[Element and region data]
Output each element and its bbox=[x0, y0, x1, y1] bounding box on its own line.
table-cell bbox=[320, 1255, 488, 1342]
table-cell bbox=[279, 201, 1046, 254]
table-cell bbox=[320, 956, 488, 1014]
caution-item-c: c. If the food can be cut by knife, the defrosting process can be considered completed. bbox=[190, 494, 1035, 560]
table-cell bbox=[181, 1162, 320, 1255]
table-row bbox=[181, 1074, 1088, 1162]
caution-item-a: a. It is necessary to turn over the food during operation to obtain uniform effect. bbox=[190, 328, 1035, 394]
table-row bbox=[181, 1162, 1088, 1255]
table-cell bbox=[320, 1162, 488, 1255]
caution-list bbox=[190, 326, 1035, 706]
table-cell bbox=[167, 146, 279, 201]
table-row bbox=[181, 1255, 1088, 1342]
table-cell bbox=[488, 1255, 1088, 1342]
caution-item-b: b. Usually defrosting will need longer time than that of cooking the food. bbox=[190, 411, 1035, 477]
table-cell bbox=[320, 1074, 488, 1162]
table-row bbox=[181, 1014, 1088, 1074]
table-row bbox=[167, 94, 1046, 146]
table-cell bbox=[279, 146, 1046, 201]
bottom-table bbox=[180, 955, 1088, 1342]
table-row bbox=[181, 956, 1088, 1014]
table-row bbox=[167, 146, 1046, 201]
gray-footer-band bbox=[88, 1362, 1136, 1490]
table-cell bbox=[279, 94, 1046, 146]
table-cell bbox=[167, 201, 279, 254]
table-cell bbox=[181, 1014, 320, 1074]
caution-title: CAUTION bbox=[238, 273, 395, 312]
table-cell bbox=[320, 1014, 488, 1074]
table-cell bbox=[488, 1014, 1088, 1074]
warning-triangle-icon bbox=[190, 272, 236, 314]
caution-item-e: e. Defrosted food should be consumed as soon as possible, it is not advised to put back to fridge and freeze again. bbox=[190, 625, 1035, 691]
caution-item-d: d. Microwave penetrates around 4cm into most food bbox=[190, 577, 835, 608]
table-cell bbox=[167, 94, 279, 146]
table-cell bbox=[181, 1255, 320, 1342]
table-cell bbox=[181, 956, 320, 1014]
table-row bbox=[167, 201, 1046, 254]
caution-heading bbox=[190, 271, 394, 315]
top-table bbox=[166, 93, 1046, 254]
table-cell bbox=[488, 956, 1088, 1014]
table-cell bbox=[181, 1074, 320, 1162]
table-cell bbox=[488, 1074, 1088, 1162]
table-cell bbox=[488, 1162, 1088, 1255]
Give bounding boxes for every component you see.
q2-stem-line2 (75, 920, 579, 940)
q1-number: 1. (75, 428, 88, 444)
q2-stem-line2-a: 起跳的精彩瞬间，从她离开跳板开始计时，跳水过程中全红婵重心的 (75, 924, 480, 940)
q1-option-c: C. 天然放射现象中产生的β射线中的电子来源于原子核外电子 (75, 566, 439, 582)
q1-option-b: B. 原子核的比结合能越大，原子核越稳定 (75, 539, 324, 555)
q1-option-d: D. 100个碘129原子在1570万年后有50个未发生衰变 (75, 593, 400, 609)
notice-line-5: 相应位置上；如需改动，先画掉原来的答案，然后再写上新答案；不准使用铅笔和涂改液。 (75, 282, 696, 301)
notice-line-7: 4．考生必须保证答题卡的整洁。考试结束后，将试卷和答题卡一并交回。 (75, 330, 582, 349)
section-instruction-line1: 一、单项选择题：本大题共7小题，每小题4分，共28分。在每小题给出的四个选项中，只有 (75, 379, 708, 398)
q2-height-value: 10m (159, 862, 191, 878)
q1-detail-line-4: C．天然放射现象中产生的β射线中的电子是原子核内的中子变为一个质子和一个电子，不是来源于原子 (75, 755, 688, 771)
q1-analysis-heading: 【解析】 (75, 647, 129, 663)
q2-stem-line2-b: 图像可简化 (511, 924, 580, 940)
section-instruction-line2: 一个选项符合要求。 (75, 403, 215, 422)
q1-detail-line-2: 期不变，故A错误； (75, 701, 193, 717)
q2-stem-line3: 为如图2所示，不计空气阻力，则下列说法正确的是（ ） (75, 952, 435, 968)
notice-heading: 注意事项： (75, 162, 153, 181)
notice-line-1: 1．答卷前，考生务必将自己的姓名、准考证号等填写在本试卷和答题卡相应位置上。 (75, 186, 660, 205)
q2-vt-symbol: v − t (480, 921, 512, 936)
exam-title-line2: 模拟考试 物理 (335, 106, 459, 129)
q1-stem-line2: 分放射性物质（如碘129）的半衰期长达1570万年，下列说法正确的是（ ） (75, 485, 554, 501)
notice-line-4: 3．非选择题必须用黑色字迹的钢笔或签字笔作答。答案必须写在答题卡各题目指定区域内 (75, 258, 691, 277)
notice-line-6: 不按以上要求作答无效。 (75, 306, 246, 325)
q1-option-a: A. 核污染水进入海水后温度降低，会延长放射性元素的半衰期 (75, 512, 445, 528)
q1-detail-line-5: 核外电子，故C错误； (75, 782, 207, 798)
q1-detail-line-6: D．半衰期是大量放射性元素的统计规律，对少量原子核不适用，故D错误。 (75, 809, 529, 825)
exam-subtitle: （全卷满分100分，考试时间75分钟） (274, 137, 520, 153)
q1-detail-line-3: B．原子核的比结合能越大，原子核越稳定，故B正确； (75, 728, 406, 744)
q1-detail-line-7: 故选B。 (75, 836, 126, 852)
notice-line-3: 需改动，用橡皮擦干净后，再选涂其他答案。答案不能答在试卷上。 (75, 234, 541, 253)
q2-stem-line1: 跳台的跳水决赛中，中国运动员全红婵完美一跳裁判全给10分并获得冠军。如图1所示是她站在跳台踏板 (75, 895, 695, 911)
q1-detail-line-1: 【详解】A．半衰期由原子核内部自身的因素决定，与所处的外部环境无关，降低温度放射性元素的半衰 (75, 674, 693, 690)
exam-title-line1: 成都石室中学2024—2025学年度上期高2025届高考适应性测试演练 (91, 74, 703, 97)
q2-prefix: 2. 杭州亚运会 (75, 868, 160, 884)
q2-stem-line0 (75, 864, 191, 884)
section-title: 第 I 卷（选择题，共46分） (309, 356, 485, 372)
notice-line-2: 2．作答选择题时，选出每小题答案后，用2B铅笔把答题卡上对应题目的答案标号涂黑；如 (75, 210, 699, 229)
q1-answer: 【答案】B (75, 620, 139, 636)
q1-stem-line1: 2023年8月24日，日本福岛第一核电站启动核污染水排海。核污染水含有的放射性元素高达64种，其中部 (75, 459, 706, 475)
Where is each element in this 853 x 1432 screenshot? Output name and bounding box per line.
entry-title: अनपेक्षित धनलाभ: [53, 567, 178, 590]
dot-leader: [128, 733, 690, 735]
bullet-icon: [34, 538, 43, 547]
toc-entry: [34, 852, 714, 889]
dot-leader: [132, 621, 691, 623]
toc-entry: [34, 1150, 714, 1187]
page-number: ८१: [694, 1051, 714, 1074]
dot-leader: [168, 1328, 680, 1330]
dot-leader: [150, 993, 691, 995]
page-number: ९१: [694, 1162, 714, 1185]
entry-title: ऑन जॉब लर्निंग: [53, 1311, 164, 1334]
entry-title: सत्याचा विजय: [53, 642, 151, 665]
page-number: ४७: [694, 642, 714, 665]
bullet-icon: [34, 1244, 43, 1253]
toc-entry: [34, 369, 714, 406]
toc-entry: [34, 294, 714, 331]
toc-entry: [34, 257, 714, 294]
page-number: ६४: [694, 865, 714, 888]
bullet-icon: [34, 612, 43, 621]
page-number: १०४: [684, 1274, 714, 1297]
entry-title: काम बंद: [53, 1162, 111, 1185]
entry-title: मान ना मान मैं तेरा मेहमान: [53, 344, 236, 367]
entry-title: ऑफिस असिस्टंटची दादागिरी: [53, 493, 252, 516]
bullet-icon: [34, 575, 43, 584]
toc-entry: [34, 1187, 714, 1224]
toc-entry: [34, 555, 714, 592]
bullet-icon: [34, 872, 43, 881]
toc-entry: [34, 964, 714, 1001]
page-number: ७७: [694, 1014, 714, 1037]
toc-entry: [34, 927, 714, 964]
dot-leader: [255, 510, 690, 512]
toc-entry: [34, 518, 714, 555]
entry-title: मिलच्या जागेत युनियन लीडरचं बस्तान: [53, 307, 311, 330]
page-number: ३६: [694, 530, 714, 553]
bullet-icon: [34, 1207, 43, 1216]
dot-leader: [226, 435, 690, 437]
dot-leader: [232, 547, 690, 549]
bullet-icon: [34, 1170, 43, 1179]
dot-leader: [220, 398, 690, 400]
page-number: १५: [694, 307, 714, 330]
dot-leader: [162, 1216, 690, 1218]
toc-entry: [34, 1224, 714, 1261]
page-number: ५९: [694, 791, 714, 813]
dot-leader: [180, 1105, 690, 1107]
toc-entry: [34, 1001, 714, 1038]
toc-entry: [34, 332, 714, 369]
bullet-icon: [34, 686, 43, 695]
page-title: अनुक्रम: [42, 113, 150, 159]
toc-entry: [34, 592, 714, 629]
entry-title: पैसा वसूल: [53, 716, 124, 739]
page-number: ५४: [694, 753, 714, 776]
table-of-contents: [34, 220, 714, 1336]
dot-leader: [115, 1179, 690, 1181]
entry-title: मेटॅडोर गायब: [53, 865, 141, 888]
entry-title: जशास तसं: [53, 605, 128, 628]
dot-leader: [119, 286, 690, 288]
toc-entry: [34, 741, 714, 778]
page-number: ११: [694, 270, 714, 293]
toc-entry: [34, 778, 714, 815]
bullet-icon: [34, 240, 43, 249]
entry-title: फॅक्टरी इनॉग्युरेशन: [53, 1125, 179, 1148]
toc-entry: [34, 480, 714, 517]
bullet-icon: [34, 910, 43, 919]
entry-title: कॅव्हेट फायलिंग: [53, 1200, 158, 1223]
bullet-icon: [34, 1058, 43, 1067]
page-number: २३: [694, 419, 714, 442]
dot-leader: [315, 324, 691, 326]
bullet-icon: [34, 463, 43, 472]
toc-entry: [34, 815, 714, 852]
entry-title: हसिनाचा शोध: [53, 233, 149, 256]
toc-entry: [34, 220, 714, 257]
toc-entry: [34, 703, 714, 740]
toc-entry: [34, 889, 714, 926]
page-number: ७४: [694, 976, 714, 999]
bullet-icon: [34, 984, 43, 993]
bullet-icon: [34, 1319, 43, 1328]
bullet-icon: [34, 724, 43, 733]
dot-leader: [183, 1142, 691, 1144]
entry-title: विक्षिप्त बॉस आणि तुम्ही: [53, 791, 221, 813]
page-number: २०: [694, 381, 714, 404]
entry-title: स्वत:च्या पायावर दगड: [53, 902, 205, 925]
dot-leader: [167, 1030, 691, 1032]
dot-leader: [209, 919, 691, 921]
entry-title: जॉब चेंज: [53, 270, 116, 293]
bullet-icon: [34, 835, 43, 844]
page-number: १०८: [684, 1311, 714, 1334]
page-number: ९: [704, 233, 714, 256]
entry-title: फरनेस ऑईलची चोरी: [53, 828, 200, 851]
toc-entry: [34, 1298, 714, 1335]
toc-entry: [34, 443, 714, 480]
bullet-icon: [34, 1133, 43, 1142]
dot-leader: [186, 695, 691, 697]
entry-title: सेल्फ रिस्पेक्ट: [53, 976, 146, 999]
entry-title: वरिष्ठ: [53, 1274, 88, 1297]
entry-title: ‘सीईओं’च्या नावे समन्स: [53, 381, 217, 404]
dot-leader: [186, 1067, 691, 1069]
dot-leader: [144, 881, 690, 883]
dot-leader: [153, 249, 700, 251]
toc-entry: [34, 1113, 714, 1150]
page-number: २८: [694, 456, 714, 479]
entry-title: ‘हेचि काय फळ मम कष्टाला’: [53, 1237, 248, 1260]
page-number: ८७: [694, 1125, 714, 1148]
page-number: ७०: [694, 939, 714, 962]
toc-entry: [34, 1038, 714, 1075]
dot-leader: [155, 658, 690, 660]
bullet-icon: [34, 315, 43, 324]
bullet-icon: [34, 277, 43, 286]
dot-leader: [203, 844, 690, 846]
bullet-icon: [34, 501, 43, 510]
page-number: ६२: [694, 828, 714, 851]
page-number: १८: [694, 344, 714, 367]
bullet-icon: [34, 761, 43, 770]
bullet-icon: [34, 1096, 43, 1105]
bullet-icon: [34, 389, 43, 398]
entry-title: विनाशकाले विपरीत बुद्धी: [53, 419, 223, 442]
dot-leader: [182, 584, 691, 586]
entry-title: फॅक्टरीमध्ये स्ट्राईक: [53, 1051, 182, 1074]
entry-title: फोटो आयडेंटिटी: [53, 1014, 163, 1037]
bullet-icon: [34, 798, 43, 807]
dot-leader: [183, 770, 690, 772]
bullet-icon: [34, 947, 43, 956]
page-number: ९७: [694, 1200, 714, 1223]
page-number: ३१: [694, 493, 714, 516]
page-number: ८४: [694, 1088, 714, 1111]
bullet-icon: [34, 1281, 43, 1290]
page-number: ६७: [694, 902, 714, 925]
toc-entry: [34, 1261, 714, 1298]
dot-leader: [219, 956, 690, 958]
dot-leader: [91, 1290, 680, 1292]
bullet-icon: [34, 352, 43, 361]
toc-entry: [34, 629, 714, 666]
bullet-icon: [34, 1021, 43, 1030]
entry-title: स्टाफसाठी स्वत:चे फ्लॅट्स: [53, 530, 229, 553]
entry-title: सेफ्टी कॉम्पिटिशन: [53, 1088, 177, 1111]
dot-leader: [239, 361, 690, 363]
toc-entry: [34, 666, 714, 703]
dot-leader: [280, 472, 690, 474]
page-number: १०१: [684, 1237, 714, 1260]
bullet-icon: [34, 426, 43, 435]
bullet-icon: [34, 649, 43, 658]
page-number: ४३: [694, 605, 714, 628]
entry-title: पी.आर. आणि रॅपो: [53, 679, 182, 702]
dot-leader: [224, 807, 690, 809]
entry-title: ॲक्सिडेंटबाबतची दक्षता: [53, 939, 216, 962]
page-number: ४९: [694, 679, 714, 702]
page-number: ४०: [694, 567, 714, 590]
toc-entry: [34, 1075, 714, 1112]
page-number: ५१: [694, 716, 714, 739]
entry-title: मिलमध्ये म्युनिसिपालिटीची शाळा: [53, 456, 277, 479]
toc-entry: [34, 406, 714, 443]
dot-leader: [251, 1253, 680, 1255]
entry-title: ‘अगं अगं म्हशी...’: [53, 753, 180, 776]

◆ THE REQUEST:
Repeat the items from the very beginning through the line containing "table-cell bbox=[488, 1255, 1088, 1342]", and include that line.

◆ RESPONSE TO THIS TASK:
Output each element and its bbox=[x0, y0, x1, y1] bounding box on its own line.
table-cell bbox=[320, 1255, 488, 1342]
table-cell bbox=[279, 201, 1046, 254]
table-cell bbox=[320, 956, 488, 1014]
caution-item-c: c. If the food can be cut by knife, the defrosting process can be considered completed. bbox=[190, 494, 1035, 560]
table-cell bbox=[181, 1162, 320, 1255]
table-row bbox=[181, 1074, 1088, 1162]
caution-item-a: a. It is necessary to turn over the food during operation to obtain uniform effect. bbox=[190, 328, 1035, 394]
table-row bbox=[181, 1162, 1088, 1255]
table-cell bbox=[320, 1162, 488, 1255]
caution-list bbox=[190, 326, 1035, 706]
table-cell bbox=[167, 146, 279, 201]
table-row bbox=[181, 1255, 1088, 1342]
table-cell bbox=[488, 1255, 1088, 1342]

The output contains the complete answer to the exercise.